A run of records:
'''
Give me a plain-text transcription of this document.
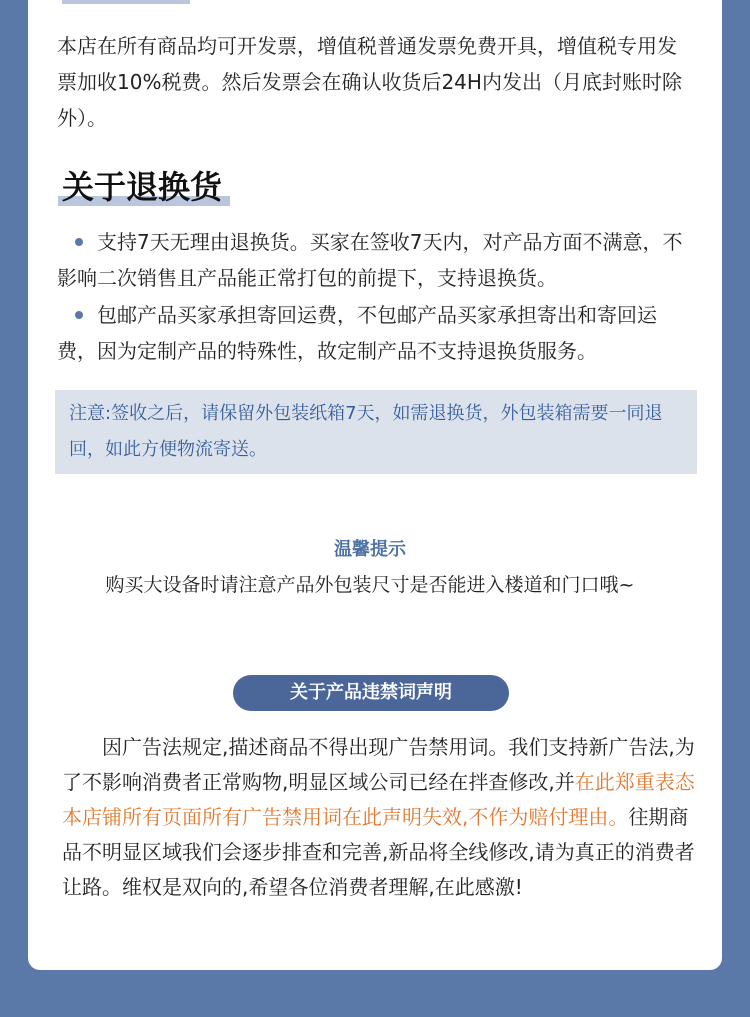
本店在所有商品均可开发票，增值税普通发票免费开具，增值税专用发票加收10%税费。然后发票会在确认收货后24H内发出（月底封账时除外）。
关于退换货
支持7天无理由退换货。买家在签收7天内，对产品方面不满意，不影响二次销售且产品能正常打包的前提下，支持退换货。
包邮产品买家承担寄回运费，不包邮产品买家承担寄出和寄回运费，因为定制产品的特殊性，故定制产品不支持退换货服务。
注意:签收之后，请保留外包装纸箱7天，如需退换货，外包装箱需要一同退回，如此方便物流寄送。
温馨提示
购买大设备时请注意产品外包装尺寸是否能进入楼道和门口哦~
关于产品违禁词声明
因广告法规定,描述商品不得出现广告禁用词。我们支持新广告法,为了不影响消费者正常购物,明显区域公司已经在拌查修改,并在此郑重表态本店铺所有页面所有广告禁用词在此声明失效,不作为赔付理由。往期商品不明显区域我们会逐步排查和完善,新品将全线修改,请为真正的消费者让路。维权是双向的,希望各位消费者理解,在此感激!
'''
- [Given exercise]:
Set down every entry word for word, but omit the pictures.

- [Response to the exercise]:
Give me a plain-text transcription of this document.
本店在所有商品均可开发票，增值税普通发票免费开具，增值税专用发票加收10%税费。然后发票会在确认收货后24H内发出（月底封账时除外）。
关于退换货
支持7天无理由退换货。买家在签收7天内，对产品方面不满意，不影响二次销售且产品能正常打包的前提下，支持退换货。
包邮产品买家承担寄回运费，不包邮产品买家承担寄出和寄回运费，因为定制产品的特殊性，故定制产品不支持退换货服务。
注意:签收之后，请保留外包装纸箱7天，如需退换货，外包装箱需要一同退回，如此方便物流寄送。
温馨提示
购买大设备时请注意产品外包装尺寸是否能进入楼道和门口哦~
关于产品违禁词声明
因广告法规定,描述商品不得出现广告禁用词。我们支持新广告法,为了不影响消费者正常购物,明显区域公司已经在拌查修改,并在此郑重表态本店铺所有页面所有广告禁用词在此声明失效,不作为赔付理由。往期商品不明显区域我们会逐步排查和完善,新品将全线修改,请为真正的消费者让路。维权是双向的,希望各位消费者理解,在此感激!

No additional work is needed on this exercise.